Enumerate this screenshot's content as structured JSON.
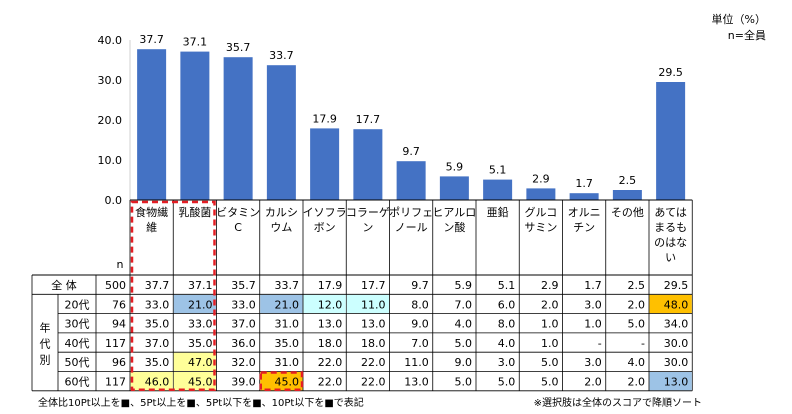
{
  "unit_label": "単位（%）",
  "n_label": "n=全員",
  "footer_left": "全体比10Pt以上を■、5Pt以上を■、5Pt以下を■、10Pt以下を■で表記",
  "footer_right": "※選択肢は全体のスコアで降順ソート",
  "table": {
    "n_header": "n",
    "group_label": "年代別",
    "total_row_label": "全 体"
  },
  "colors": {
    "bar": "#4472C4",
    "plus10": "#FFC000",
    "plus5": "#FFFF99",
    "minus5": "#CCFFFF",
    "minus10": "#9DC3E6",
    "highlight_box": "#E31E24"
  },
  "chart_data": {
    "type": "bar",
    "categories": [
      [
        "食物繊",
        "維"
      ],
      [
        "乳酸菌"
      ],
      [
        "ビタミン",
        "C"
      ],
      [
        "カルシ",
        "ウム"
      ],
      [
        "イソフラ",
        "ボン"
      ],
      [
        "コラーゲ",
        "ン"
      ],
      [
        "ポリフェ",
        "ノール"
      ],
      [
        "ヒアルロ",
        "ン酸"
      ],
      [
        "亜鉛"
      ],
      [
        "グルコ",
        "サミン"
      ],
      [
        "オルニ",
        "チン"
      ],
      [
        "その他"
      ],
      [
        "あては",
        "まるも",
        "のはな",
        "い"
      ]
    ],
    "values": [
      37.7,
      37.1,
      35.7,
      33.7,
      17.9,
      17.7,
      9.7,
      5.9,
      5.1,
      2.9,
      1.7,
      2.5,
      29.5
    ],
    "value_labels": [
      "37.7",
      "37.1",
      "35.7",
      "33.7",
      "17.9",
      "17.7",
      "9.7",
      "5.9",
      "5.1",
      "2.9",
      "1.7",
      "2.5",
      "29.5"
    ],
    "ylim": [
      0,
      40
    ],
    "yticks": [
      "0.0",
      "10.0",
      "20.0",
      "30.0",
      "40.0"
    ],
    "table_rows": [
      {
        "label": "全 体",
        "n": "500",
        "values": [
          "37.7",
          "37.1",
          "35.7",
          "33.7",
          "17.9",
          "17.7",
          "9.7",
          "5.9",
          "5.1",
          "2.9",
          "1.7",
          "2.5",
          "29.5"
        ]
      },
      {
        "label": "20代",
        "n": "76",
        "values": [
          "33.0",
          "21.0",
          "33.0",
          "21.0",
          "12.0",
          "11.0",
          "8.0",
          "7.0",
          "6.0",
          "2.0",
          "3.0",
          "2.0",
          "48.0"
        ]
      },
      {
        "label": "30代",
        "n": "94",
        "values": [
          "35.0",
          "33.0",
          "37.0",
          "31.0",
          "13.0",
          "13.0",
          "9.0",
          "4.0",
          "8.0",
          "1.0",
          "1.0",
          "5.0",
          "34.0"
        ]
      },
      {
        "label": "40代",
        "n": "117",
        "values": [
          "37.0",
          "35.0",
          "36.0",
          "35.0",
          "18.0",
          "18.0",
          "7.0",
          "5.0",
          "4.0",
          "1.0",
          "-",
          "-",
          "30.0"
        ]
      },
      {
        "label": "50代",
        "n": "96",
        "values": [
          "35.0",
          "47.0",
          "32.0",
          "31.0",
          "22.0",
          "22.0",
          "11.0",
          "9.0",
          "3.0",
          "5.0",
          "3.0",
          "4.0",
          "30.0"
        ]
      },
      {
        "label": "60代",
        "n": "117",
        "values": [
          "46.0",
          "45.0",
          "39.0",
          "45.0",
          "22.0",
          "22.0",
          "13.0",
          "5.0",
          "5.0",
          "5.0",
          "2.0",
          "2.0",
          "13.0"
        ]
      }
    ],
    "cell_highlights": [
      {
        "row": 1,
        "col": 1,
        "level": "minus10"
      },
      {
        "row": 1,
        "col": 3,
        "level": "minus10"
      },
      {
        "row": 1,
        "col": 4,
        "level": "minus5"
      },
      {
        "row": 1,
        "col": 5,
        "level": "minus5"
      },
      {
        "row": 1,
        "col": 12,
        "level": "plus10"
      },
      {
        "row": 4,
        "col": 1,
        "level": "plus5"
      },
      {
        "row": 5,
        "col": 0,
        "level": "plus5"
      },
      {
        "row": 5,
        "col": 1,
        "level": "plus5"
      },
      {
        "row": 5,
        "col": 3,
        "level": "plus10"
      },
      {
        "row": 5,
        "col": 12,
        "level": "minus10"
      }
    ]
  }
}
======
_Direction_
Exclude the pictures, and transcribe all of the material exactly.

_Task output_
Enumerate this screenshot's content as structured JSON.
{
  "unit_label": "単位（%）",
  "n_label": "n=全員",
  "footer_left": "全体比10Pt以上を■、5Pt以上を■、5Pt以下を■、10Pt以下を■で表記",
  "footer_right": "※選択肢は全体のスコアで降順ソート",
  "table": {
    "n_header": "n",
    "group_label": "年代別",
    "total_row_label": "全 体"
  },
  "colors": {
    "bar": "#4472C4",
    "plus10": "#FFC000",
    "plus5": "#FFFF99",
    "minus5": "#CCFFFF",
    "minus10": "#9DC3E6",
    "highlight_box": "#E31E24"
  },
  "chart_data": {
    "type": "bar",
    "categories": [
      [
        "食物繊",
        "維"
      ],
      [
        "乳酸菌"
      ],
      [
        "ビタミン",
        "C"
      ],
      [
        "カルシ",
        "ウム"
      ],
      [
        "イソフラ",
        "ボン"
      ],
      [
        "コラーゲ",
        "ン"
      ],
      [
        "ポリフェ",
        "ノール"
      ],
      [
        "ヒアルロ",
        "ン酸"
      ],
      [
        "亜鉛"
      ],
      [
        "グルコ",
        "サミン"
      ],
      [
        "オルニ",
        "チン"
      ],
      [
        "その他"
      ],
      [
        "あては",
        "まるも",
        "のはな",
        "い"
      ]
    ],
    "values": [
      37.7,
      37.1,
      35.7,
      33.7,
      17.9,
      17.7,
      9.7,
      5.9,
      5.1,
      2.9,
      1.7,
      2.5,
      29.5
    ],
    "value_labels": [
      "37.7",
      "37.1",
      "35.7",
      "33.7",
      "17.9",
      "17.7",
      "9.7",
      "5.9",
      "5.1",
      "2.9",
      "1.7",
      "2.5",
      "29.5"
    ],
    "ylim": [
      0,
      40
    ],
    "yticks": [
      "0.0",
      "10.0",
      "20.0",
      "30.0",
      "40.0"
    ],
    "table_rows": [
      {
        "label": "全 体",
        "n": "500",
        "values": [
          "37.7",
          "37.1",
          "35.7",
          "33.7",
          "17.9",
          "17.7",
          "9.7",
          "5.9",
          "5.1",
          "2.9",
          "1.7",
          "2.5",
          "29.5"
        ]
      },
      {
        "label": "20代",
        "n": "76",
        "values": [
          "33.0",
          "21.0",
          "33.0",
          "21.0",
          "12.0",
          "11.0",
          "8.0",
          "7.0",
          "6.0",
          "2.0",
          "3.0",
          "2.0",
          "48.0"
        ]
      },
      {
        "label": "30代",
        "n": "94",
        "values": [
          "35.0",
          "33.0",
          "37.0",
          "31.0",
          "13.0",
          "13.0",
          "9.0",
          "4.0",
          "8.0",
          "1.0",
          "1.0",
          "5.0",
          "34.0"
        ]
      },
      {
        "label": "40代",
        "n": "117",
        "values": [
          "37.0",
          "35.0",
          "36.0",
          "35.0",
          "18.0",
          "18.0",
          "7.0",
          "5.0",
          "4.0",
          "1.0",
          "-",
          "-",
          "30.0"
        ]
      },
      {
        "label": "50代",
        "n": "96",
        "values": [
          "35.0",
          "47.0",
          "32.0",
          "31.0",
          "22.0",
          "22.0",
          "11.0",
          "9.0",
          "3.0",
          "5.0",
          "3.0",
          "4.0",
          "30.0"
        ]
      },
      {
        "label": "60代",
        "n": "117",
        "values": [
          "46.0",
          "45.0",
          "39.0",
          "45.0",
          "22.0",
          "22.0",
          "13.0",
          "5.0",
          "5.0",
          "5.0",
          "2.0",
          "2.0",
          "13.0"
        ]
      }
    ],
    "cell_highlights": [
      {
        "row": 1,
        "col": 1,
        "level": "minus10"
      },
      {
        "row": 1,
        "col": 3,
        "level": "minus10"
      },
      {
        "row": 1,
        "col": 4,
        "level": "minus5"
      },
      {
        "row": 1,
        "col": 5,
        "level": "minus5"
      },
      {
        "row": 1,
        "col": 12,
        "level": "plus10"
      },
      {
        "row": 4,
        "col": 1,
        "level": "plus5"
      },
      {
        "row": 5,
        "col": 0,
        "level": "plus5"
      },
      {
        "row": 5,
        "col": 1,
        "level": "plus5"
      },
      {
        "row": 5,
        "col": 3,
        "level": "plus10"
      },
      {
        "row": 5,
        "col": 12,
        "level": "minus10"
      }
    ]
  }
}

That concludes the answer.